◆ GOAL OF THE EXERCISE
Substitute "Figure dimensions" for every occurrence of "Patent image size" in the records below, changing nothing else and covering all of the records. Leave the pictures out of your answer.

(Saved data entries)
****

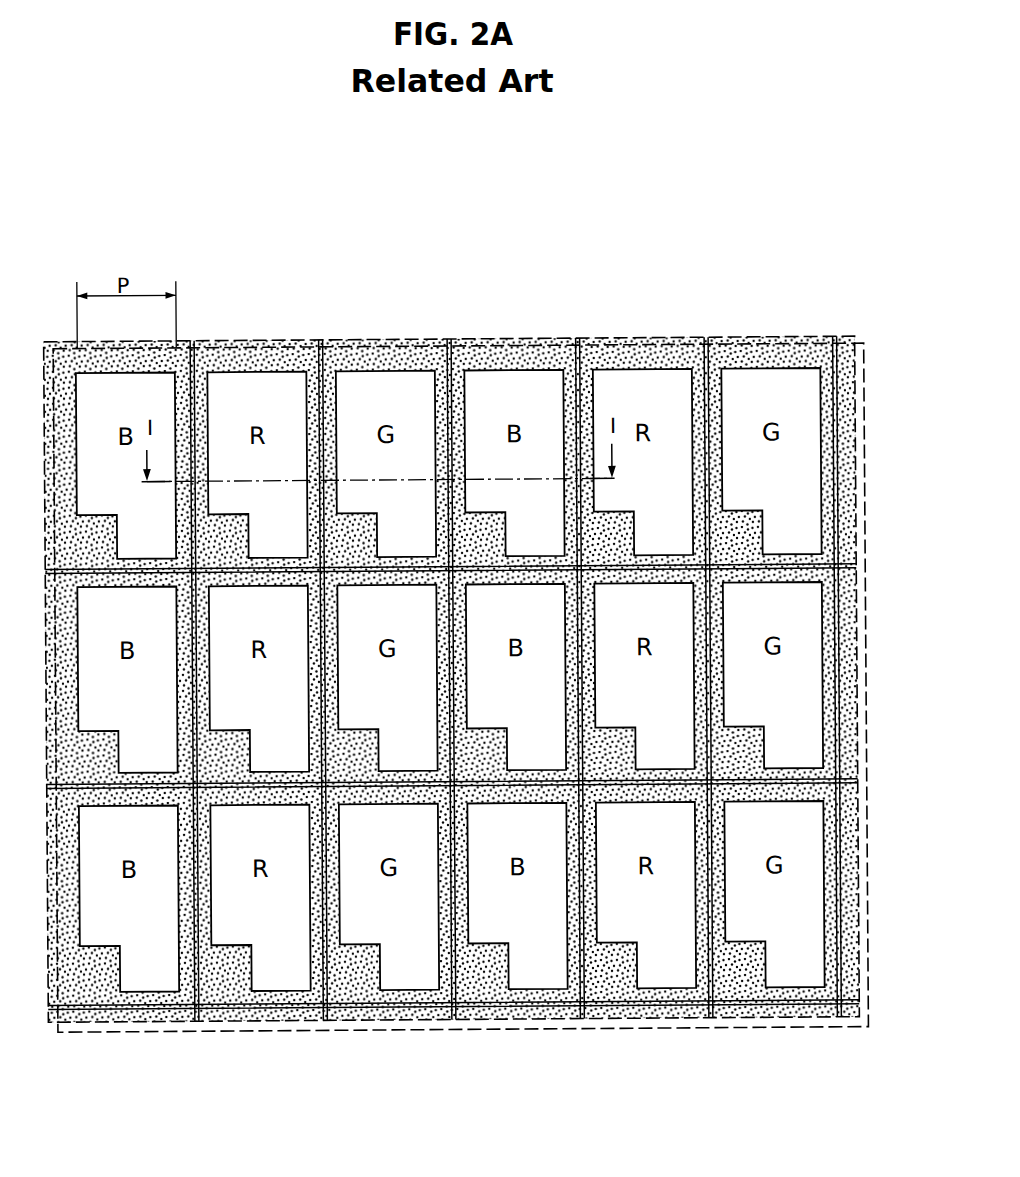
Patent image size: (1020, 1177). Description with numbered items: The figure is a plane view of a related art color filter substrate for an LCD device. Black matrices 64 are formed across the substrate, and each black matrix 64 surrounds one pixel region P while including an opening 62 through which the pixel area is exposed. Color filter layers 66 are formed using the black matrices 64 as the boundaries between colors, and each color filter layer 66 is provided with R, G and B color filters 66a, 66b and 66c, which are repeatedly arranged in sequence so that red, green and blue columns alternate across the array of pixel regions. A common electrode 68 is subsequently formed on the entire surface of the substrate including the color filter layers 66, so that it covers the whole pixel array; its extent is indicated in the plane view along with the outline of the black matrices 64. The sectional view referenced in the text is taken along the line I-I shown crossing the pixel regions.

The opening 62 is at (241, 391).
The black matrix 64 is at (857, 390).
The color filter layer 66 is at (450, 608).
The R color filter 66a is at (288, 387).
The G color filter 66b is at (397, 387).
The B color filter 66c is at (508, 387).
The common electrode 68 is at (866, 440).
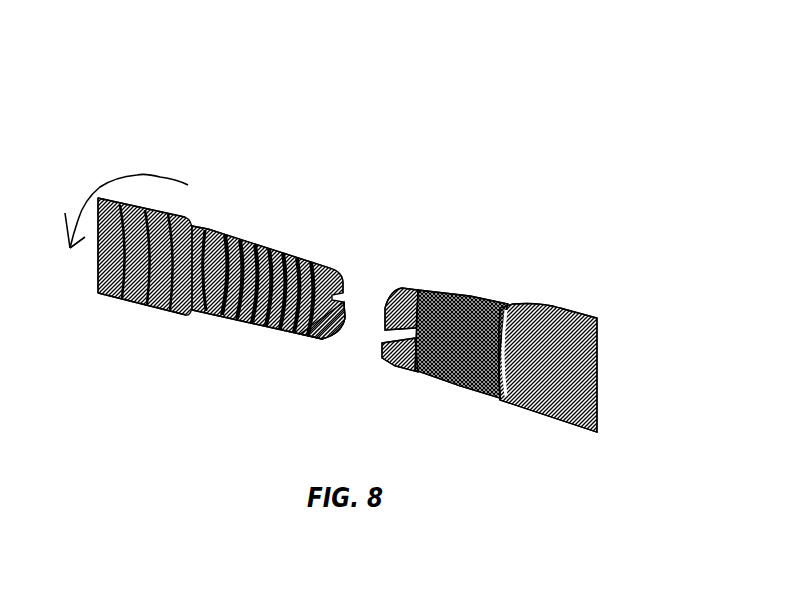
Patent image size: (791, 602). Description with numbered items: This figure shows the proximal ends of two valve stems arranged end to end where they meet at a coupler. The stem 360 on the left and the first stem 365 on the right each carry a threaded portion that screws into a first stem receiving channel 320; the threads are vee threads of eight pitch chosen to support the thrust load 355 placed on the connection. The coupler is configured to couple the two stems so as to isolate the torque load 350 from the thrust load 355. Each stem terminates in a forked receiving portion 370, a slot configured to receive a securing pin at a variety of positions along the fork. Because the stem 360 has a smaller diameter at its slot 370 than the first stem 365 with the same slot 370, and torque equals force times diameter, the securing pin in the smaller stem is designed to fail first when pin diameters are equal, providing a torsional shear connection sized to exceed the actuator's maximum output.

The first stem receiving channel 320 is at (282, 240).
The torque load 350 is at (126, 194).
The thrust load 355 is at (365, 318).
The stem 360 is at (192, 210).
The first stem 365 is at (580, 310).
The forked receiving portion 370 is at (285, 330).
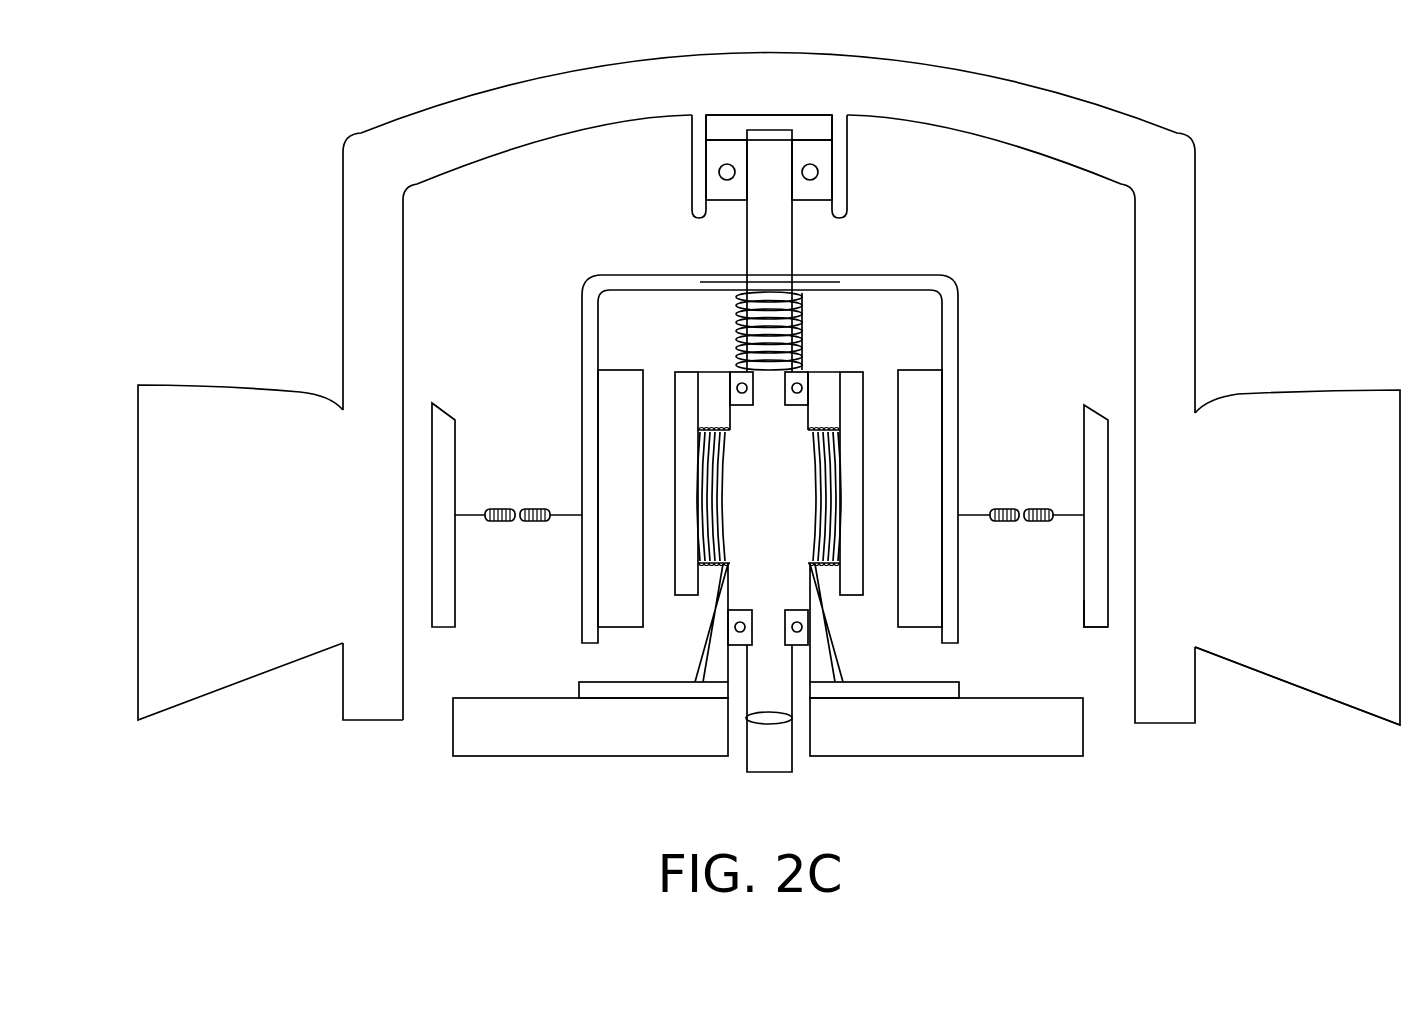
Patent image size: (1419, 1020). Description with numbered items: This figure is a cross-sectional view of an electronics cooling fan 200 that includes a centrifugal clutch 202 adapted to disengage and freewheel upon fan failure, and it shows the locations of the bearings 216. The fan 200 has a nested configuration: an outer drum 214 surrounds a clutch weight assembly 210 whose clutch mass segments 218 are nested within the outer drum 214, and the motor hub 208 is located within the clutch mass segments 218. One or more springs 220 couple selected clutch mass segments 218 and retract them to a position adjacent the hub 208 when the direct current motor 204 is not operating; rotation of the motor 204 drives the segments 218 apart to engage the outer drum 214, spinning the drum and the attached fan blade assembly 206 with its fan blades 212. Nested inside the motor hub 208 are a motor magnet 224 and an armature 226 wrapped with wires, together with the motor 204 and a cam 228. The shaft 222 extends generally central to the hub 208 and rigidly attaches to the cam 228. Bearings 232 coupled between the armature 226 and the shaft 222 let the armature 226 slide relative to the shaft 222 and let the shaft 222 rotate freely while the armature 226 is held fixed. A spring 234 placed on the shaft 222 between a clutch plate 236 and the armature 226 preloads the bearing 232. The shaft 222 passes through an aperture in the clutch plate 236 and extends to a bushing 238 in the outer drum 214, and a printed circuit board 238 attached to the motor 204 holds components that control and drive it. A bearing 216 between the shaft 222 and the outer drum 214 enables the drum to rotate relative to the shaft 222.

The electronics cooling fan 200 is at (1263, 211).
The centrifugal clutch 202 is at (1104, 736).
The direct current motor 204 is at (730, 552).
The fan blade assembly 206 is at (1200, 652).
The hub 208 is at (588, 300).
The clutch weight assembly 210 is at (1092, 630).
The fan blades 212 is at (176, 395).
The outer drum 214 is at (1190, 345).
The bearing system 216 is at (817, 147).
The clutch mass segments 218 is at (447, 457).
The springs 220 is at (503, 518).
The shaft 222 is at (755, 253).
The motor magnet 224 is at (610, 580).
The armature 226 is at (807, 447).
The cam 228 is at (743, 350).
The bearings 232 is at (792, 378).
The spring 234 is at (800, 335).
The clutch plate 236 is at (808, 276).
The printed circuit board 238 is at (975, 757).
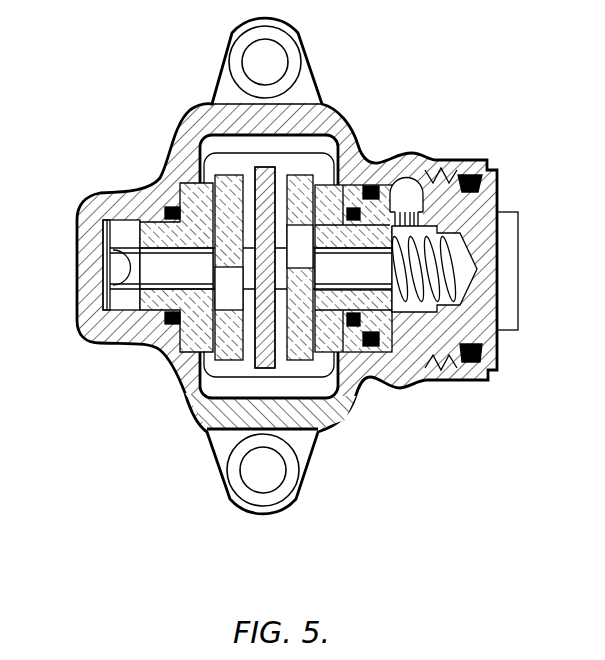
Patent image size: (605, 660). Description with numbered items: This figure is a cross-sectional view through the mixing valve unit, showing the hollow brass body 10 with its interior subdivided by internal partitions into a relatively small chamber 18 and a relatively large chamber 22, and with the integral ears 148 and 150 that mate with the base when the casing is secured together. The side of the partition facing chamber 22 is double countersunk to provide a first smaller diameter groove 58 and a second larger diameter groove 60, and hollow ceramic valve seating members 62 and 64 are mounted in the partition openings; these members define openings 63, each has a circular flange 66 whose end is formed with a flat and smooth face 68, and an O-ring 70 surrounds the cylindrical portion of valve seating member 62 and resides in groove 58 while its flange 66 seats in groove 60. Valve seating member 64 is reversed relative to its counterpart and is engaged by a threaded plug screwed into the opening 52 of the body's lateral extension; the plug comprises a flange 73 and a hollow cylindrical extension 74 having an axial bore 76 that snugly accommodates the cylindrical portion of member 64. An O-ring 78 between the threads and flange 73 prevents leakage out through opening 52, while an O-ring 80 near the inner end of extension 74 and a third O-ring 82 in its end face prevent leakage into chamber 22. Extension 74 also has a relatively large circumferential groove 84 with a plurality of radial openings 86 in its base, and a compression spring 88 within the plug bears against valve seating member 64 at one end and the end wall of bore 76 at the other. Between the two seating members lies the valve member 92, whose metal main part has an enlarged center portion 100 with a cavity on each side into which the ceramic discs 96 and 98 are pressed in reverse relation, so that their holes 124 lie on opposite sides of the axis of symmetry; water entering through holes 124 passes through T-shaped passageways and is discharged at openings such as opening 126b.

The body 10 is at (156, 146).
The chamber 18 is at (102, 226).
The chamber 22 is at (316, 148).
The opening 52 is at (466, 386).
The groove 58 is at (180, 310).
The groove 60 is at (165, 335).
The valve seating member 62 is at (135, 294).
The openings 63 is at (150, 267).
The valve seating member 64 is at (336, 200).
The circular flange 66 is at (226, 190).
The faces 68 is at (202, 140).
The O-ring 70 is at (155, 187).
The flange 73 is at (499, 176).
The cylindrical extension 74 is at (388, 200).
The cylindrical axial bore 76 is at (465, 272).
The O-ring 78 is at (473, 176).
The O-ring 80 is at (380, 398).
The O-ring 82 is at (356, 205).
The circumferential groove 84 is at (430, 382).
The radial openings 86 is at (407, 213).
The compression spring 88 is at (443, 287).
The valve member 92 is at (245, 155).
The part 96 is at (228, 365).
The part 98 is at (302, 372).
The enlarged center portion 100 is at (271, 381).
The holes 124 is at (185, 365).
The opening 126b is at (213, 263).
The ear 148 is at (297, 500).
The ear 150 is at (306, 42).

****

◆ ANSWER FOR THE TASK
Figure dimensions: (1020, 1177). Description with numbered items: The figure is a plane view of a related art color filter substrate for an LCD device. Black matrices 64 are formed across the substrate, and each black matrix 64 surrounds one pixel region P while including an opening 62 through which the pixel area is exposed. Color filter layers 66 are formed using the black matrices 64 as the boundaries between colors, and each color filter layer 66 is provided with R, G and B color filters 66a, 66b and 66c, which are repeatedly arranged in sequence so that red, green and blue columns alternate across the array of pixel regions. A common electrode 68 is subsequently formed on the entire surface of the substrate including the color filter layers 66, so that it covers the whole pixel array; its extent is indicated in the plane view along with the outline of the black matrices 64. The sectional view referenced in the text is taken along the line I-I shown crossing the pixel regions.

The opening 62 is at (241, 391).
The black matrix 64 is at (857, 390).
The color filter layer 66 is at (450, 608).
The R color filter 66a is at (288, 387).
The G color filter 66b is at (397, 387).
The B color filter 66c is at (508, 387).
The common electrode 68 is at (866, 440).
Figure dimensions: (791, 602). Description with numbered items: This figure shows the proximal ends of two valve stems arranged end to end where they meet at a coupler. The stem 360 on the left and the first stem 365 on the right each carry a threaded portion that screws into a first stem receiving channel 320; the threads are vee threads of eight pitch chosen to support the thrust load 355 placed on the connection. The coupler is configured to couple the two stems so as to isolate the torque load 350 from the thrust load 355. Each stem terminates in a forked receiving portion 370, a slot configured to receive a securing pin at a variety of positions along the fork. Because the stem 360 has a smaller diameter at its slot 370 than the first stem 365 with the same slot 370, and torque equals force times diameter, the securing pin in the smaller stem is designed to fail first when pin diameters are equal, providing a torsional shear connection sized to exceed the actuator's maximum output.

The first stem receiving channel 320 is at (282, 240).
The torque load 350 is at (126, 194).
The thrust load 355 is at (365, 318).
The stem 360 is at (192, 210).
The first stem 365 is at (580, 310).
The forked receiving portion 370 is at (285, 330).
Figure dimensions: (1419, 1020). Description with numbered items: This figure is a cross-sectional view of an electronics cooling fan 200 that includes a centrifugal clutch 202 adapted to disengage and freewheel upon fan failure, and it shows the locations of the bearings 216. The fan 200 has a nested configuration: an outer drum 214 surrounds a clutch weight assembly 210 whose clutch mass segments 218 are nested within the outer drum 214, and the motor hub 208 is located within the clutch mass segments 218. One or more springs 220 couple selected clutch mass segments 218 and retract them to a position adjacent the hub 208 when the direct current motor 204 is not operating; rotation of the motor 204 drives the segments 218 apart to engage the outer drum 214, spinning the drum and the attached fan blade assembly 206 with its fan blades 212. Nested inside the motor hub 208 are a motor magnet 224 and an armature 226 wrapped with wires, together with the motor 204 and a cam 228. The shaft 222 extends generally central to the hub 208 and rigidly attaches to the cam 228. Bearings 232 coupled between the armature 226 and the shaft 222 let the armature 226 slide relative to the shaft 222 and let the shaft 222 rotate freely while the armature 226 is held fixed. A spring 234 placed on the shaft 222 between a clutch plate 236 and the armature 226 preloads the bearing 232. The shaft 222 passes through an aperture in the clutch plate 236 and extends to a bushing 238 in the outer drum 214, and a printed circuit board 238 attached to the motor 204 holds components that control and drive it. A bearing 216 between the shaft 222 and the outer drum 214 enables the drum to rotate relative to the shaft 222.

The electronics cooling fan 200 is at (1263, 211).
The centrifugal clutch 202 is at (1104, 736).
The direct current motor 204 is at (730, 552).
The fan blade assembly 206 is at (1200, 652).
The hub 208 is at (588, 300).
The clutch weight assembly 210 is at (1092, 630).
The fan blades 212 is at (176, 395).
The outer drum 214 is at (1190, 345).
The bearing system 216 is at (817, 147).
The clutch mass segments 218 is at (447, 457).
The springs 220 is at (503, 518).
The shaft 222 is at (755, 253).
The motor magnet 224 is at (610, 580).
The armature 226 is at (807, 447).
The cam 228 is at (743, 350).
The bearings 232 is at (792, 378).
The spring 234 is at (800, 335).
The clutch plate 236 is at (808, 276).
The printed circuit board 238 is at (975, 757).
Figure dimensions: (605, 660). Description with numbered items: This figure is a cross-sectional view through the mixing valve unit, showing the hollow brass body 10 with its interior subdivided by internal partitions into a relatively small chamber 18 and a relatively large chamber 22, and with the integral ears 148 and 150 that mate with the base when the casing is secured together. The side of the partition facing chamber 22 is double countersunk to provide a first smaller diameter groove 58 and a second larger diameter groove 60, and hollow ceramic valve seating members 62 and 64 are mounted in the partition openings; these members define openings 63, each has a circular flange 66 whose end is formed with a flat and smooth face 68, and an O-ring 70 surrounds the cylindrical portion of valve seating member 62 and resides in groove 58 while its flange 66 seats in groove 60. Valve seating member 64 is reversed relative to its counterpart and is engaged by a threaded plug screwed into the opening 52 of the body's lateral extension; the plug comprises a flange 73 and a hollow cylindrical extension 74 having an axial bore 76 that snugly accommodates the cylindrical portion of member 64. An O-ring 78 between the threads and flange 73 prevents leakage out through opening 52, while an O-ring 80 near the inner end of extension 74 and a third O-ring 82 in its end face prevent leakage into chamber 22. Extension 74 also has a relatively large circumferential groove 84 with a plurality of radial openings 86 in its base, and a compression spring 88 within the plug bears against valve seating member 64 at one end and the end wall of bore 76 at the other. Between the two seating members lies the valve member 92, whose metal main part has an enlarged center portion 100 with a cavity on each side into which the ceramic discs 96 and 98 are pressed in reverse relation, so that their holes 124 lie on opposite sides of the axis of symmetry; water entering through holes 124 passes through T-shaped passageways and is discharged at openings such as opening 126b.

The body 10 is at (156, 146).
The chamber 18 is at (102, 226).
The chamber 22 is at (316, 148).
The opening 52 is at (466, 386).
The groove 58 is at (180, 310).
The groove 60 is at (165, 335).
The valve seating member 62 is at (135, 294).
The openings 63 is at (150, 267).
The valve seating member 64 is at (336, 200).
The circular flange 66 is at (226, 190).
The faces 68 is at (202, 140).
The O-ring 70 is at (155, 187).
The flange 73 is at (499, 176).
The cylindrical extension 74 is at (388, 200).
The cylindrical axial bore 76 is at (465, 272).
The O-ring 78 is at (473, 176).
The O-ring 80 is at (380, 398).
The O-ring 82 is at (356, 205).
The circumferential groove 84 is at (430, 382).
The radial openings 86 is at (407, 213).
The compression spring 88 is at (443, 287).
The valve member 92 is at (245, 155).
The part 96 is at (228, 365).
The part 98 is at (302, 372).
The enlarged center portion 100 is at (271, 381).
The holes 124 is at (185, 365).
The opening 126b is at (213, 263).
The ear 148 is at (297, 500).
The ear 150 is at (306, 42).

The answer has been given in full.